▶ _What you should do_
Take each line of the material that includes "many" and copy it.
BEGIN Data provided
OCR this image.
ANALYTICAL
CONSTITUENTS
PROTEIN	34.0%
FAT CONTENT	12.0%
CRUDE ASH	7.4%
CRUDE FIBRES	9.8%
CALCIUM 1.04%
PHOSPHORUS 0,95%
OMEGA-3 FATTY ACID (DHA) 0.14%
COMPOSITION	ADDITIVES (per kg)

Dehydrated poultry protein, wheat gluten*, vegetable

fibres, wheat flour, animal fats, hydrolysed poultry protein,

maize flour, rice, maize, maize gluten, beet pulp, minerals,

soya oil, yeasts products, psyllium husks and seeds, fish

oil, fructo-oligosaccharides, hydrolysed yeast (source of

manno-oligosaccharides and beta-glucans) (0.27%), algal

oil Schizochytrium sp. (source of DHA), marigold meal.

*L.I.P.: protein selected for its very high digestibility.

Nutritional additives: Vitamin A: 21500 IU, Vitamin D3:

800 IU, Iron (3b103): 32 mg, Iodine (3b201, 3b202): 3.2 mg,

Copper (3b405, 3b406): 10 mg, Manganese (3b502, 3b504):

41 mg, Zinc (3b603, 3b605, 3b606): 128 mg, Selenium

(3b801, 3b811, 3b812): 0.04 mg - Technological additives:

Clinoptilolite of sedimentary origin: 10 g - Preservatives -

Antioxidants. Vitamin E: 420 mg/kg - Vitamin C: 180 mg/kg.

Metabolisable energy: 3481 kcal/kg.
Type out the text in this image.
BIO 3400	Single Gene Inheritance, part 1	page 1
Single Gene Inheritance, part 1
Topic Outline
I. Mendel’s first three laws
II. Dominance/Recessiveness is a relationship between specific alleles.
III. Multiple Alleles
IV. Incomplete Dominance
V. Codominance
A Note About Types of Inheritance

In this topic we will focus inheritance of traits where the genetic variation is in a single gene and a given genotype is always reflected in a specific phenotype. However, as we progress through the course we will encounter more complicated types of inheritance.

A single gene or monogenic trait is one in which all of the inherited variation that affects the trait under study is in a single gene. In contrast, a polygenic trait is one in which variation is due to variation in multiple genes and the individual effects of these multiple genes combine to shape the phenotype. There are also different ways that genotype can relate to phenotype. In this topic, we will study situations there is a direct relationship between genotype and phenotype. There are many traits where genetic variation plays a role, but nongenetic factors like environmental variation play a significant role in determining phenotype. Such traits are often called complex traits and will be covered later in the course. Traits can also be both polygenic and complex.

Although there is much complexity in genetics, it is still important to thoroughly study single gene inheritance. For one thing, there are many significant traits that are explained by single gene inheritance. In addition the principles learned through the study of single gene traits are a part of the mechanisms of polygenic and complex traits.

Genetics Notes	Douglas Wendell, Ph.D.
END Data provided
▶ _Task output_
A single gene or monogenic trait is one in which all of the inherited variation that affects the trait under study is in a single gene. In contrast, a polygenic trait is one in which variation is due to variation in multiple genes and the individual effects of these multiple genes combine to shape the phenotype. There are also different ways that genotype can relate to phenotype. In this topic, we will study situations there is a direct relationship between genotype and phenotype. There are many traits where genetic variation plays a role, but nongenetic factors like environmental variation play a significant role in determining phenotype. Such traits are often called complex traits and will be covered later in the course. Traits can also be both polygenic and complex.
Although there is much complexity in genetics, it is still important to thoroughly study single gene inheritance. For one thing, there are many significant traits that are explained by single gene inheritance. In addition the principles learned through the study of single gene traits are a part of the mechanisms of polygenic and complex traits.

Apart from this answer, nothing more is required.